-- begin ENTRIES PROVIDED --

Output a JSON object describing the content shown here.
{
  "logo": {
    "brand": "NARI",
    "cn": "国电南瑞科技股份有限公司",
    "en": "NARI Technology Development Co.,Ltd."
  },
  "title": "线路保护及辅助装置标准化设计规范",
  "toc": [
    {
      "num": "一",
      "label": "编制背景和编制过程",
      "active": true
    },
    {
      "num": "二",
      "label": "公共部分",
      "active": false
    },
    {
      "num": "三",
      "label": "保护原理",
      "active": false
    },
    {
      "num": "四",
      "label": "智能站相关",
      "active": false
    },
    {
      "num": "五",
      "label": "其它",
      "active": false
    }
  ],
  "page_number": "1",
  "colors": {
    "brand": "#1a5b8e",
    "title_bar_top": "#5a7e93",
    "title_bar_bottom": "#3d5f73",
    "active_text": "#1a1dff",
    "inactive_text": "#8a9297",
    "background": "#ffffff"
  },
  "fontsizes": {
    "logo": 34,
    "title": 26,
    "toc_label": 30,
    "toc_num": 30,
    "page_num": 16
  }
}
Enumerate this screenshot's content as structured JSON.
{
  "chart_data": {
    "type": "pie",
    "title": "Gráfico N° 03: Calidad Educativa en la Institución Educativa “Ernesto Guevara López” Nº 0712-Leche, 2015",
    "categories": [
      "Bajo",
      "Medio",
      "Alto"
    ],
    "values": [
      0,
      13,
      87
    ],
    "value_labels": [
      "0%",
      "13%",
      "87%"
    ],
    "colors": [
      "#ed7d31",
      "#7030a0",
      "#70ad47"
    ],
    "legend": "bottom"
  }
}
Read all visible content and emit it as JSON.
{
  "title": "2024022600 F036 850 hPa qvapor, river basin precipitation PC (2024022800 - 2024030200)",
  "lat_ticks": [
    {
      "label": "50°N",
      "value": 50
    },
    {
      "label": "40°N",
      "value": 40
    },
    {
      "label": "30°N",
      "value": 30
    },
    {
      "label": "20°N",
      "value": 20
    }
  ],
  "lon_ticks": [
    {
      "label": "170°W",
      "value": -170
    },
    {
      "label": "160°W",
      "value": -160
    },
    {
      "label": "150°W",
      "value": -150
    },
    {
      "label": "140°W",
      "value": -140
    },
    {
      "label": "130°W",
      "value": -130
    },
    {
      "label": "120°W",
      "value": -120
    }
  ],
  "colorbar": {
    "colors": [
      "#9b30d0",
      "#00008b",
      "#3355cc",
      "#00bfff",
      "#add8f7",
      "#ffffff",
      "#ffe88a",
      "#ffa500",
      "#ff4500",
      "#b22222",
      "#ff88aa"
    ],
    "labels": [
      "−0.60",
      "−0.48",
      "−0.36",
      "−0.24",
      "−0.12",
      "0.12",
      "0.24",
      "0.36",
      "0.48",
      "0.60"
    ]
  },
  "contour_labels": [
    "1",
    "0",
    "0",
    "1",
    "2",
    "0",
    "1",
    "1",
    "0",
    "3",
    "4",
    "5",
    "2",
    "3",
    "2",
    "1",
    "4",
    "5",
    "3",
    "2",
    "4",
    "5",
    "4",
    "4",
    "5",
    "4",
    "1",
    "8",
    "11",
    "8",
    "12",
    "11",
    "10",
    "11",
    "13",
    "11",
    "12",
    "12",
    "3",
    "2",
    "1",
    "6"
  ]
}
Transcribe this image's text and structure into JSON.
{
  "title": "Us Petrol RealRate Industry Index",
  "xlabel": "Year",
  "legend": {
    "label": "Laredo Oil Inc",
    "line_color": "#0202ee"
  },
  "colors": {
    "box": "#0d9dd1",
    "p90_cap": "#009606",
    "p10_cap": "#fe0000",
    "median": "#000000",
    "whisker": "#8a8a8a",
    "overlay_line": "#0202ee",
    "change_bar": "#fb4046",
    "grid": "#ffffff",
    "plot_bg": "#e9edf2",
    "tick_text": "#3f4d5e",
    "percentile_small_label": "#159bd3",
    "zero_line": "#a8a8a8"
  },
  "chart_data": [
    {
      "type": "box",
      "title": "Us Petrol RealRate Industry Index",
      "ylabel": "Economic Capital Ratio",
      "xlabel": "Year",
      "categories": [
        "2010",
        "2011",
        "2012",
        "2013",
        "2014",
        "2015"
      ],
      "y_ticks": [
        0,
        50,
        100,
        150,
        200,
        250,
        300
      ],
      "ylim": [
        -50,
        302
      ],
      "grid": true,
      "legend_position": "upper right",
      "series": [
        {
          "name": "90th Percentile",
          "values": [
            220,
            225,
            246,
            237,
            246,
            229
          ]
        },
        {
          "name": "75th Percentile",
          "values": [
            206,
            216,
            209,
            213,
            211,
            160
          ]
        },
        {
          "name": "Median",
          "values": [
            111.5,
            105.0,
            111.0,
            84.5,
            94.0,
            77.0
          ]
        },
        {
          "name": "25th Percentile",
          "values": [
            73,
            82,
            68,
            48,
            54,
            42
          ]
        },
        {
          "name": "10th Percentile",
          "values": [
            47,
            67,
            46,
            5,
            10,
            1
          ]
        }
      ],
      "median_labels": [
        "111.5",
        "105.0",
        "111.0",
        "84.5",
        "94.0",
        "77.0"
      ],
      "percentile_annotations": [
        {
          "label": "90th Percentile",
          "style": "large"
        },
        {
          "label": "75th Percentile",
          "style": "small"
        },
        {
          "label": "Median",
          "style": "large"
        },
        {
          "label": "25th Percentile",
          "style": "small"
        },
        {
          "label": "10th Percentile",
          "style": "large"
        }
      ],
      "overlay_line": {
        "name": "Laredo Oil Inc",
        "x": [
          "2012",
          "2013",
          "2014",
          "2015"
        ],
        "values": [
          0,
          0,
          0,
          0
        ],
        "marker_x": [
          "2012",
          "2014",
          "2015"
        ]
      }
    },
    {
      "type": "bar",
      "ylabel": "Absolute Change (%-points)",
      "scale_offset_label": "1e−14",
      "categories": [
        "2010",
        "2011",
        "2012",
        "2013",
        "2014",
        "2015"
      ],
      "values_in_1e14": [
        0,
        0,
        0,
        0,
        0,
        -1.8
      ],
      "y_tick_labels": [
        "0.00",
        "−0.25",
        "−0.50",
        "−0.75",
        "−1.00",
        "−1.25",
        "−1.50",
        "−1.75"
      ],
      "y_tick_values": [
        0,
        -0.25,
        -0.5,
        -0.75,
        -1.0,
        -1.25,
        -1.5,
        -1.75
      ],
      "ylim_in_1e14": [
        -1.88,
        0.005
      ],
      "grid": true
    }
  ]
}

-- end ENTRIES PROVIDED --

**REQUIRED WORK**
Your task is to repeat the data exactly, with nothing left out.

**WRITTEN REPLY**
Output a JSON object describing the content shown here.
{
  "logo": {
    "brand": "NARI",
    "cn": "国电南瑞科技股份有限公司",
    "en": "NARI Technology Development Co.,Ltd."
  },
  "title": "线路保护及辅助装置标准化设计规范",
  "toc": [
    {
      "num": "一",
      "label": "编制背景和编制过程",
      "active": true
    },
    {
      "num": "二",
      "label": "公共部分",
      "active": false
    },
    {
      "num": "三",
      "label": "保护原理",
      "active": false
    },
    {
      "num": "四",
      "label": "智能站相关",
      "active": false
    },
    {
      "num": "五",
      "label": "其它",
      "active": false
    }
  ],
  "page_number": "1",
  "colors": {
    "brand": "#1a5b8e",
    "title_bar_top": "#5a7e93",
    "title_bar_bottom": "#3d5f73",
    "active_text": "#1a1dff",
    "inactive_text": "#8a9297",
    "background": "#ffffff"
  },
  "fontsizes": {
    "logo": 34,
    "title": 26,
    "toc_label": 30,
    "toc_num": 30,
    "page_num": 16
  }
}
Enumerate this screenshot's content as structured JSON.
{
  "chart_data": {
    "type": "pie",
    "title": "Gráfico N° 03: Calidad Educativa en la Institución Educativa “Ernesto Guevara López” Nº 0712-Leche, 2015",
    "categories": [
      "Bajo",
      "Medio",
      "Alto"
    ],
    "values": [
      0,
      13,
      87
    ],
    "value_labels": [
      "0%",
      "13%",
      "87%"
    ],
    "colors": [
      "#ed7d31",
      "#7030a0",
      "#70ad47"
    ],
    "legend": "bottom"
  }
}
Read all visible content and emit it as JSON.
{
  "title": "2024022600 F036 850 hPa qvapor, river basin precipitation PC (2024022800 - 2024030200)",
  "lat_ticks": [
    {
      "label": "50°N",
      "value": 50
    },
    {
      "label": "40°N",
      "value": 40
    },
    {
      "label": "30°N",
      "value": 30
    },
    {
      "label": "20°N",
      "value": 20
    }
  ],
  "lon_ticks": [
    {
      "label": "170°W",
      "value": -170
    },
    {
      "label": "160°W",
      "value": -160
    },
    {
      "label": "150°W",
      "value": -150
    },
    {
      "label": "140°W",
      "value": -140
    },
    {
      "label": "130°W",
      "value": -130
    },
    {
      "label": "120°W",
      "value": -120
    }
  ],
  "colorbar": {
    "colors": [
      "#9b30d0",
      "#00008b",
      "#3355cc",
      "#00bfff",
      "#add8f7",
      "#ffffff",
      "#ffe88a",
      "#ffa500",
      "#ff4500",
      "#b22222",
      "#ff88aa"
    ],
    "labels": [
      "−0.60",
      "−0.48",
      "−0.36",
      "−0.24",
      "−0.12",
      "0.12",
      "0.24",
      "0.36",
      "0.48",
      "0.60"
    ]
  },
  "contour_labels": [
    "1",
    "0",
    "0",
    "1",
    "2",
    "0",
    "1",
    "1",
    "0",
    "3",
    "4",
    "5",
    "2",
    "3",
    "2",
    "1",
    "4",
    "5",
    "3",
    "2",
    "4",
    "5",
    "4",
    "4",
    "5",
    "4",
    "1",
    "8",
    "11",
    "8",
    "12",
    "11",
    "10",
    "11",
    "13",
    "11",
    "12",
    "12",
    "3",
    "2",
    "1",
    "6"
  ]
}
Transcribe this image's text and structure into JSON.
{
  "title": "Us Petrol RealRate Industry Index",
  "xlabel": "Year",
  "legend": {
    "label": "Laredo Oil Inc",
    "line_color": "#0202ee"
  },
  "colors": {
    "box": "#0d9dd1",
    "p90_cap": "#009606",
    "p10_cap": "#fe0000",
    "median": "#000000",
    "whisker": "#8a8a8a",
    "overlay_line": "#0202ee",
    "change_bar": "#fb4046",
    "grid": "#ffffff",
    "plot_bg": "#e9edf2",
    "tick_text": "#3f4d5e",
    "percentile_small_label": "#159bd3",
    "zero_line": "#a8a8a8"
  },
  "chart_data": [
    {
      "type": "box",
      "title": "Us Petrol RealRate Industry Index",
      "ylabel": "Economic Capital Ratio",
      "xlabel": "Year",
      "categories": [
        "2010",
        "2011",
        "2012",
        "2013",
        "2014",
        "2015"
      ],
      "y_ticks": [
        0,
        50,
        100,
        150,
        200,
        250,
        300
      ],
      "ylim": [
        -50,
        302
      ],
      "grid": true,
      "legend_position": "upper right",
      "series": [
        {
          "name": "90th Percentile",
          "values": [
            220,
            225,
            246,
            237,
            246,
            229
          ]
        },
        {
          "name": "75th Percentile",
          "values": [
            206,
            216,
            209,
            213,
            211,
            160
          ]
        },
        {
          "name": "Median",
          "values": [
            111.5,
            105.0,
            111.0,
            84.5,
            94.0,
            77.0
          ]
        },
        {
          "name": "25th Percentile",
          "values": [
            73,
            82,
            68,
            48,
            54,
            42
          ]
        },
        {
          "name": "10th Percentile",
          "values": [
            47,
            67,
            46,
            5,
            10,
            1
          ]
        }
      ],
      "median_labels": [
        "111.5",
        "105.0",
        "111.0",
        "84.5",
        "94.0",
        "77.0"
      ],
      "percentile_annotations": [
        {
          "label": "90th Percentile",
          "style": "large"
        },
        {
          "label": "75th Percentile",
          "style": "small"
        },
        {
          "label": "Median",
          "style": "large"
        },
        {
          "label": "25th Percentile",
          "style": "small"
        },
        {
          "label": "10th Percentile",
          "style": "large"
        }
      ],
      "overlay_line": {
        "name": "Laredo Oil Inc",
        "x": [
          "2012",
          "2013",
          "2014",
          "2015"
        ],
        "values": [
          0,
          0,
          0,
          0
        ],
        "marker_x": [
          "2012",
          "2014",
          "2015"
        ]
      }
    },
    {
      "type": "bar",
      "ylabel": "Absolute Change (%-points)",
      "scale_offset_label": "1e−14",
      "categories": [
        "2010",
        "2011",
        "2012",
        "2013",
        "2014",
        "2015"
      ],
      "values_in_1e14": [
        0,
        0,
        0,
        0,
        0,
        -1.8
      ],
      "y_tick_labels": [
        "0.00",
        "−0.25",
        "−0.50",
        "−0.75",
        "−1.00",
        "−1.25",
        "−1.50",
        "−1.75"
      ],
      "y_tick_values": [
        0,
        -0.25,
        -0.5,
        -0.75,
        -1.0,
        -1.25,
        -1.5,
        -1.75
      ],
      "ylim_in_1e14": [
        -1.88,
        0.005
      ],
      "grid": true
    }
  ]
}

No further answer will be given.